(Stored data)
▼▼▼

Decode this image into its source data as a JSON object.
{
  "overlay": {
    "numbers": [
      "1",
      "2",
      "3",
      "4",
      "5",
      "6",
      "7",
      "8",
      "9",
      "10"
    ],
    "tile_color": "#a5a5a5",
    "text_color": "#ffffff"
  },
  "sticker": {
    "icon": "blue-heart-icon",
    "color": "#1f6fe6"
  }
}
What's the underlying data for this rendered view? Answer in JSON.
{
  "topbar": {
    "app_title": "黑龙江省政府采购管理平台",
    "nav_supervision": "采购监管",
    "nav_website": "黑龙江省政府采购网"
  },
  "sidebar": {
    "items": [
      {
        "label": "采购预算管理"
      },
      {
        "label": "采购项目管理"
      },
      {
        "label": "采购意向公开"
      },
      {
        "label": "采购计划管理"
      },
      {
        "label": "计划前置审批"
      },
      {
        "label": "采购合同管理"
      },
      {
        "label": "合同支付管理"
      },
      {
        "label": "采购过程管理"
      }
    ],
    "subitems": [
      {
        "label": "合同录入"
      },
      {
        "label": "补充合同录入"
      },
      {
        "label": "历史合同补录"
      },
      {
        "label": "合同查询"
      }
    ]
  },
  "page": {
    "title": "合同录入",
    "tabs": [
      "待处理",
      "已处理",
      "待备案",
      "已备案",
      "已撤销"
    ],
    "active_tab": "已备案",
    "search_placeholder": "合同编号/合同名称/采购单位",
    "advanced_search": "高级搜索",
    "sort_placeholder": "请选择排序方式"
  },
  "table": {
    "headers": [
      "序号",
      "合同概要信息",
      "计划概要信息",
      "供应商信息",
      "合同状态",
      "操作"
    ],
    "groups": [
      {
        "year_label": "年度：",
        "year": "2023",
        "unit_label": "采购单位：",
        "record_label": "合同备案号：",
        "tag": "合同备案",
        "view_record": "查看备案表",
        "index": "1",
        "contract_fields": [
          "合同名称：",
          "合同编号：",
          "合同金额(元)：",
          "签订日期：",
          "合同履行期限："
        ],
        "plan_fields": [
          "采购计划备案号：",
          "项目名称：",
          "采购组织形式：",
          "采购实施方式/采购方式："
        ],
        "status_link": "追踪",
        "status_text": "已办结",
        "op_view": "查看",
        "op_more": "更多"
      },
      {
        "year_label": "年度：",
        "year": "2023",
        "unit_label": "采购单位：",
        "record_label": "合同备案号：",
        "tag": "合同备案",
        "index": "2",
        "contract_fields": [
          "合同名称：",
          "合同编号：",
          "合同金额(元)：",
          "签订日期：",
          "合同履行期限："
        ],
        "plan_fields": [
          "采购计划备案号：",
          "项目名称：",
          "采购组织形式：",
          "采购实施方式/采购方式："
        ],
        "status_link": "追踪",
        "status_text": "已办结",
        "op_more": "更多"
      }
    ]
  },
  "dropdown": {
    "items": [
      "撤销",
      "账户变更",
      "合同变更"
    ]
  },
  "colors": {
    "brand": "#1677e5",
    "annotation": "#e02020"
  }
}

▲▲▲

Exercise requirements:
Pull every line containing "JSON" out of the records.

Exercise response:
Decode this image into its source data as a JSON object.
What's the underlying data for this rendered view? Answer in JSON.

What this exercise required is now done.